Supplied information:
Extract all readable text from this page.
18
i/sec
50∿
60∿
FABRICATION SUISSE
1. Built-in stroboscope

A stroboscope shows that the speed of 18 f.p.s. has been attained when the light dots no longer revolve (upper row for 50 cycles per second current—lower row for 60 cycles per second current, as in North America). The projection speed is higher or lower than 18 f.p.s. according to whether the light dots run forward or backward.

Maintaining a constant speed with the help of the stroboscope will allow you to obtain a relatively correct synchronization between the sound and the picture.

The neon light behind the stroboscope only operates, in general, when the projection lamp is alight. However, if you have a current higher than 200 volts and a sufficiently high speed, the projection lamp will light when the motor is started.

Brief:
Output all of the material exactly as written.

Solution to this problem:
Extract all readable text from this page.
18
i/sec
50∿
60∿
FABRICATION SUISSE
1. Built-in stroboscope

A stroboscope shows that the speed of 18 f.p.s. has been attained when the light dots no longer revolve (upper row for 50 cycles per second current—lower row for 60 cycles per second current, as in North America). The projection speed is higher or lower than 18 f.p.s. according to whether the light dots run forward or backward.

Maintaining a constant speed with the help of the stroboscope will allow you to obtain a relatively correct synchronization between the sound and the picture.

The neon light behind the stroboscope only operates, in general, when the projection lamp is alight. However, if you have a current higher than 200 volts and a sufficiently high speed, the projection lamp will light when the motor is started.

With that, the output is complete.